## Job
Copy all the data exactly, except the pictures.

## Stored data
--
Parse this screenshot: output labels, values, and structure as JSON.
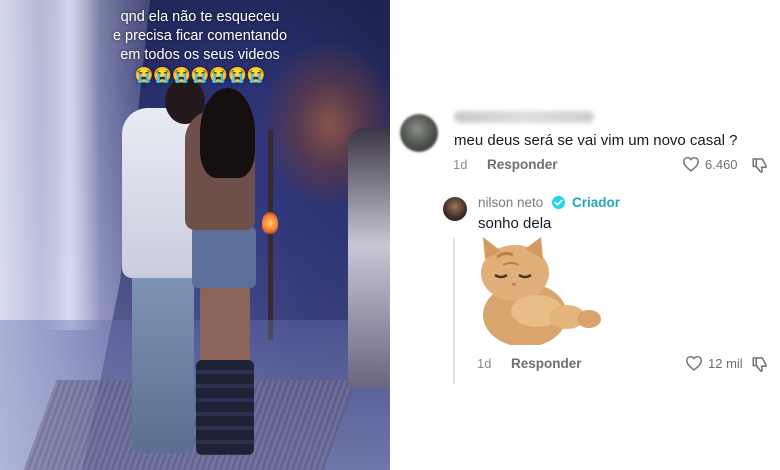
{
  "video": {
    "caption_lines": [
      "qnd ela não te esqueceu",
      "e precisa ficar comentando",
      "em todos os seus videos"
    ],
    "caption_emojis": "😭😭😭😭😭😭😭"
  },
  "comments": [
    {
      "text": "meu deus será se vai vim um novo casal ?",
      "age": "1d",
      "reply_label": "Responder",
      "likes": "6.460"
    }
  ],
  "reply": {
    "username": "nilson neto",
    "creator_label": "Criador",
    "text": "sonho dela",
    "age": "1d",
    "reply_label": "Responder",
    "likes": "12 mil"
  },
  "icons": {
    "like": "heart-outline-icon",
    "dislike": "thumbs-down-icon",
    "verified": "verified-badge-icon"
  },
  "colors": {
    "text_primary": "#161823",
    "text_secondary": "#8a8b91",
    "creator_label": "#22a7b8",
    "verified_badge": "#20d5ec"
  }
}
--
## Solution
Parse this screenshot: output labels, values, and structure as JSON.
{
  "video": {
    "caption_lines": [
      "qnd ela não te esqueceu",
      "e precisa ficar comentando",
      "em todos os seus videos"
    ],
    "caption_emojis": "😭😭😭😭😭😭😭"
  },
  "comments": [
    {
      "text": "meu deus será se vai vim um novo casal ?",
      "age": "1d",
      "reply_label": "Responder",
      "likes": "6.460"
    }
  ],
  "reply": {
    "username": "nilson neto",
    "creator_label": "Criador",
    "text": "sonho dela",
    "age": "1d",
    "reply_label": "Responder",
    "likes": "12 mil"
  },
  "icons": {
    "like": "heart-outline-icon",
    "dislike": "thumbs-down-icon",
    "verified": "verified-badge-icon"
  },
  "colors": {
    "text_primary": "#161823",
    "text_secondary": "#8a8b91",
    "creator_label": "#22a7b8",
    "verified_badge": "#20d5ec"
  }
}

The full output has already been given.